*DIRECTIVE*.
Copy each line of the data below with the word "role".

*EXERCISE DATA*.
-------------------------

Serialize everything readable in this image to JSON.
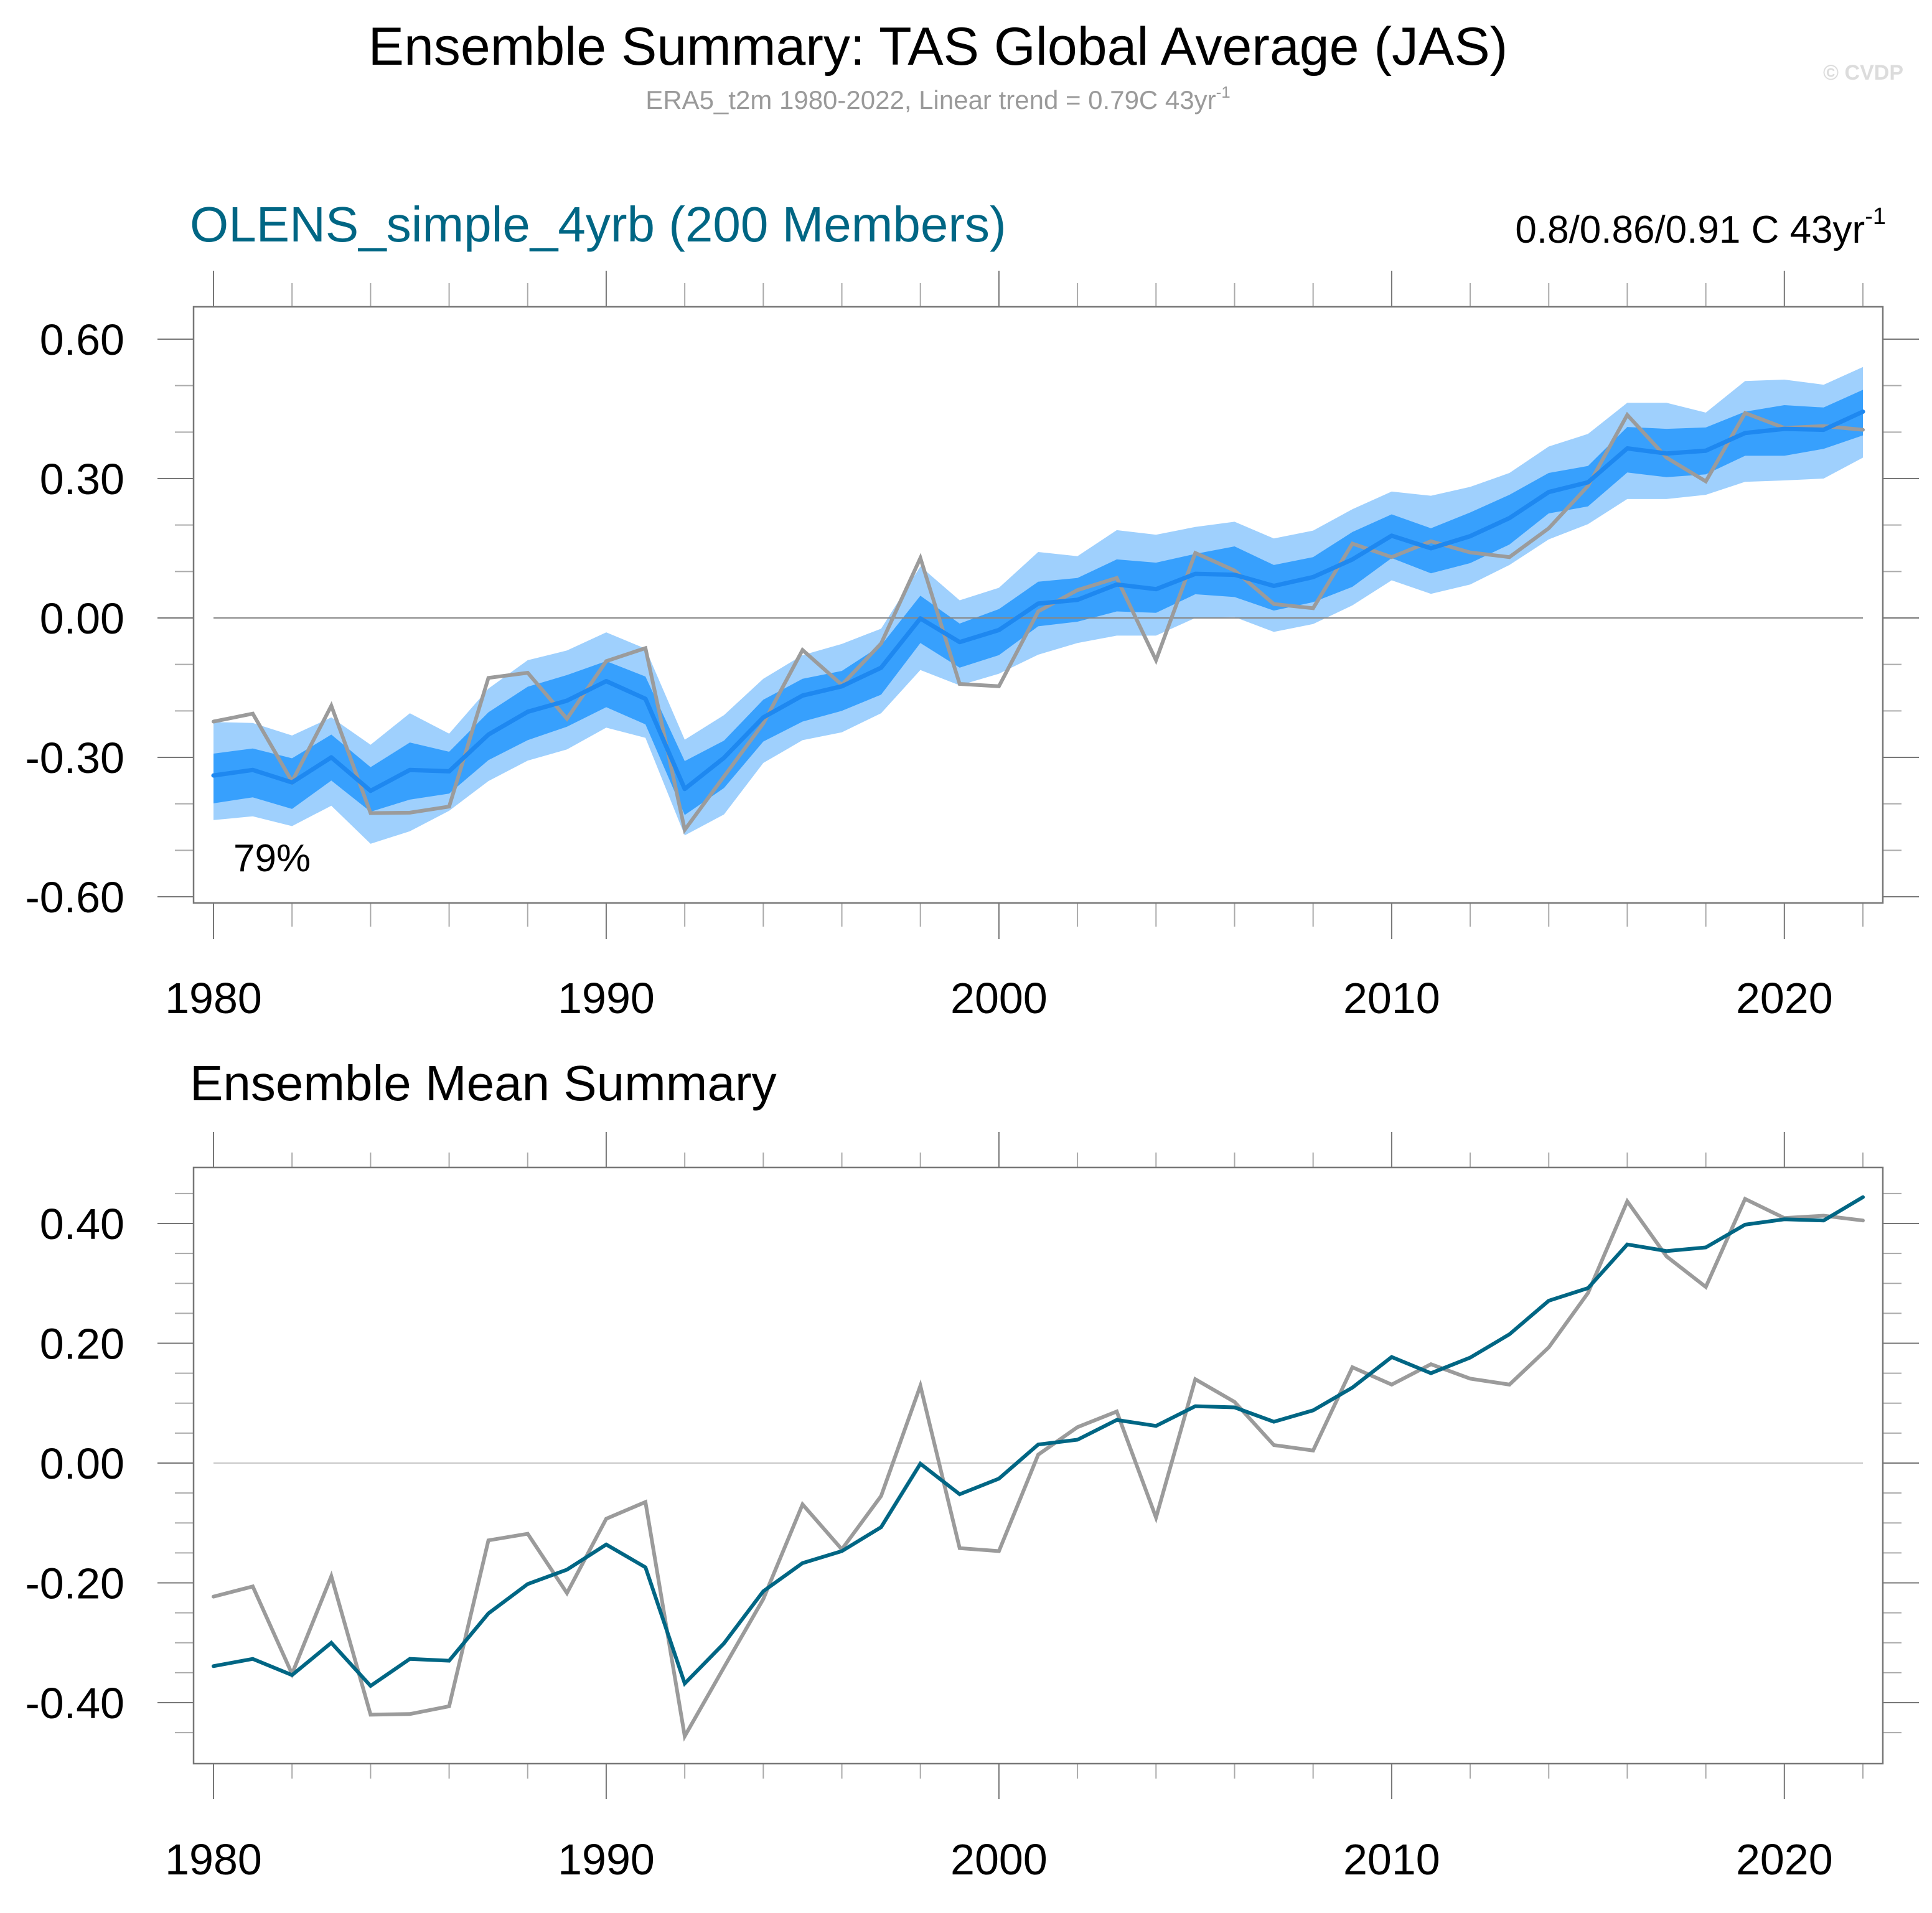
{
  "header": {
    "title": "Ensemble Summary: TAS Global Average (JAS)",
    "subtitle_main": "ERA5_t2m 1980-2022, Linear trend = 0.79C 43yr",
    "subtitle_sup": "-1",
    "watermark": "© CVDP"
  },
  "colors": {
    "outer_band": "#9fd0fd",
    "inner_band": "#37a0fd",
    "member_mean_line": "#1e88f0",
    "observations": "#9b9b9b",
    "ensemble_mean": "#006684",
    "model_title": "#006684"
  },
  "chart_data": [
    {
      "type": "area",
      "title": "OLENS_simple_4yrb (200 Members)",
      "trend_label_main": "0.8/0.86/0.91 C 43yr",
      "trend_label_sup": "-1",
      "annotation": "79%",
      "xlabel": "",
      "ylabel": "",
      "xlim": [
        1980,
        2022
      ],
      "ylim": [
        -0.66,
        0.7
      ],
      "yticks": [
        0.6,
        0.3,
        0.0,
        -0.3,
        -0.6
      ],
      "ytick_labels": [
        "0.60",
        "0.30",
        "0.00",
        "-0.30",
        "-0.60"
      ],
      "xticks": [
        1980,
        1990,
        2000,
        2010,
        2020
      ],
      "xtick_labels": [
        "1980",
        "1990",
        "2000",
        "2010",
        "2020"
      ],
      "grid": false,
      "legend": "none",
      "x": [
        1980,
        1981,
        1982,
        1983,
        1984,
        1985,
        1986,
        1987,
        1988,
        1989,
        1990,
        1991,
        1992,
        1993,
        1994,
        1995,
        1996,
        1997,
        1998,
        1999,
        2000,
        2001,
        2002,
        2003,
        2004,
        2005,
        2006,
        2007,
        2008,
        2009,
        2010,
        2011,
        2012,
        2013,
        2014,
        2015,
        2016,
        2017,
        2018,
        2019,
        2020,
        2021,
        2022
      ],
      "series": [
        {
          "name": "Ensemble 10-90% range (upper)",
          "role": "outer_upper",
          "values": [
            -0.224,
            -0.226,
            -0.253,
            -0.214,
            -0.273,
            -0.205,
            -0.249,
            -0.152,
            -0.091,
            -0.07,
            -0.031,
            -0.066,
            -0.262,
            -0.209,
            -0.131,
            -0.08,
            -0.056,
            -0.023,
            0.111,
            0.038,
            0.065,
            0.142,
            0.133,
            0.189,
            0.179,
            0.196,
            0.207,
            0.171,
            0.188,
            0.234,
            0.272,
            0.263,
            0.282,
            0.312,
            0.369,
            0.396,
            0.463,
            0.463,
            0.442,
            0.51,
            0.513,
            0.502,
            0.54
          ]
        },
        {
          "name": "Ensemble 10-90% range (lower)",
          "role": "outer_lower",
          "values": [
            -0.435,
            -0.427,
            -0.448,
            -0.404,
            -0.486,
            -0.459,
            -0.415,
            -0.351,
            -0.307,
            -0.283,
            -0.236,
            -0.258,
            -0.468,
            -0.423,
            -0.312,
            -0.263,
            -0.246,
            -0.205,
            -0.112,
            -0.145,
            -0.12,
            -0.079,
            -0.054,
            -0.038,
            -0.038,
            0.0,
            0.002,
            -0.03,
            -0.013,
            0.027,
            0.081,
            0.052,
            0.072,
            0.114,
            0.169,
            0.202,
            0.256,
            0.256,
            0.265,
            0.293,
            0.296,
            0.3,
            0.345
          ]
        },
        {
          "name": "Ensemble 25-75% range (upper)",
          "role": "inner_upper",
          "values": [
            -0.292,
            -0.281,
            -0.302,
            -0.251,
            -0.321,
            -0.268,
            -0.288,
            -0.203,
            -0.148,
            -0.123,
            -0.093,
            -0.126,
            -0.308,
            -0.264,
            -0.176,
            -0.131,
            -0.114,
            -0.059,
            0.048,
            -0.012,
            0.019,
            0.078,
            0.086,
            0.126,
            0.119,
            0.138,
            0.154,
            0.114,
            0.131,
            0.185,
            0.223,
            0.193,
            0.227,
            0.265,
            0.312,
            0.327,
            0.411,
            0.407,
            0.41,
            0.444,
            0.458,
            0.453,
            0.491
          ]
        },
        {
          "name": "Ensemble 25-75% range (lower)",
          "role": "inner_lower",
          "values": [
            -0.399,
            -0.386,
            -0.411,
            -0.35,
            -0.417,
            -0.391,
            -0.378,
            -0.306,
            -0.263,
            -0.234,
            -0.192,
            -0.229,
            -0.424,
            -0.366,
            -0.266,
            -0.223,
            -0.2,
            -0.165,
            -0.054,
            -0.107,
            -0.08,
            -0.018,
            -0.008,
            0.014,
            0.011,
            0.051,
            0.045,
            0.016,
            0.034,
            0.067,
            0.129,
            0.096,
            0.118,
            0.158,
            0.225,
            0.24,
            0.313,
            0.303,
            0.309,
            0.349,
            0.349,
            0.364,
            0.393
          ]
        },
        {
          "name": "Ensemble Mean",
          "role": "mean",
          "values": [
            -0.339,
            -0.327,
            -0.354,
            -0.3,
            -0.372,
            -0.327,
            -0.33,
            -0.251,
            -0.202,
            -0.178,
            -0.136,
            -0.174,
            -0.368,
            -0.301,
            -0.214,
            -0.167,
            -0.147,
            -0.107,
            -0.001,
            -0.052,
            -0.026,
            0.031,
            0.039,
            0.072,
            0.062,
            0.095,
            0.093,
            0.069,
            0.088,
            0.126,
            0.177,
            0.15,
            0.176,
            0.215,
            0.271,
            0.292,
            0.365,
            0.354,
            0.36,
            0.398,
            0.407,
            0.405,
            0.444
          ]
        },
        {
          "name": "ERA5_t2m",
          "role": "obs",
          "values": [
            -0.223,
            -0.206,
            -0.352,
            -0.189,
            -0.42,
            -0.419,
            -0.406,
            -0.129,
            -0.118,
            -0.217,
            -0.093,
            -0.065,
            -0.456,
            -0.341,
            -0.227,
            -0.069,
            -0.144,
            -0.055,
            0.129,
            -0.142,
            -0.147,
            0.014,
            0.06,
            0.086,
            -0.091,
            0.14,
            0.102,
            0.03,
            0.021,
            0.16,
            0.131,
            0.165,
            0.141,
            0.131,
            0.193,
            0.284,
            0.437,
            0.345,
            0.294,
            0.441,
            0.409,
            0.413,
            0.405
          ]
        }
      ]
    },
    {
      "type": "line",
      "title": "Ensemble Mean Summary",
      "xlabel": "",
      "ylabel": "",
      "xlim": [
        1980,
        2022
      ],
      "ylim": [
        -0.49,
        0.5
      ],
      "yticks": [
        0.4,
        0.2,
        0.0,
        -0.2,
        -0.4
      ],
      "ytick_labels": [
        "0.40",
        "0.20",
        "0.00",
        "-0.20",
        "-0.40"
      ],
      "xticks": [
        1980,
        1990,
        2000,
        2010,
        2020
      ],
      "xtick_labels": [
        "1980",
        "1990",
        "2000",
        "2010",
        "2020"
      ],
      "grid": false,
      "legend": "none",
      "x": [
        1980,
        1981,
        1982,
        1983,
        1984,
        1985,
        1986,
        1987,
        1988,
        1989,
        1990,
        1991,
        1992,
        1993,
        1994,
        1995,
        1996,
        1997,
        1998,
        1999,
        2000,
        2001,
        2002,
        2003,
        2004,
        2005,
        2006,
        2007,
        2008,
        2009,
        2010,
        2011,
        2012,
        2013,
        2014,
        2015,
        2016,
        2017,
        2018,
        2019,
        2020,
        2021,
        2022
      ],
      "series": [
        {
          "name": "ERA5_t2m",
          "role": "obs",
          "values": [
            -0.223,
            -0.206,
            -0.352,
            -0.189,
            -0.42,
            -0.419,
            -0.406,
            -0.129,
            -0.118,
            -0.217,
            -0.093,
            -0.065,
            -0.456,
            -0.341,
            -0.227,
            -0.069,
            -0.144,
            -0.055,
            0.129,
            -0.142,
            -0.147,
            0.014,
            0.06,
            0.086,
            -0.091,
            0.14,
            0.102,
            0.03,
            0.021,
            0.16,
            0.131,
            0.165,
            0.141,
            0.131,
            0.193,
            0.284,
            0.437,
            0.345,
            0.294,
            0.441,
            0.409,
            0.413,
            0.405
          ]
        },
        {
          "name": "OLENS_simple_4yrb Ensemble Mean",
          "role": "mean",
          "values": [
            -0.339,
            -0.327,
            -0.354,
            -0.3,
            -0.372,
            -0.327,
            -0.33,
            -0.251,
            -0.202,
            -0.178,
            -0.136,
            -0.174,
            -0.368,
            -0.301,
            -0.214,
            -0.167,
            -0.147,
            -0.107,
            -0.001,
            -0.052,
            -0.026,
            0.031,
            0.039,
            0.072,
            0.062,
            0.095,
            0.093,
            0.069,
            0.088,
            0.126,
            0.177,
            0.15,
            0.176,
            0.215,
            0.271,
            0.292,
            0.365,
            0.354,
            0.36,
            0.398,
            0.407,
            0.405,
            0.444
          ]
        }
      ]
    }
  ]
}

-------------------------

*ANSWER TO THIS PROBLEM*.
          "role": "outer_upper",
          "role": "outer_lower",
          "role": "inner_upper",
          "role": "inner_lower",
          "role": "mean",
          "role": "obs",
          "role": "obs",
          "role": "mean",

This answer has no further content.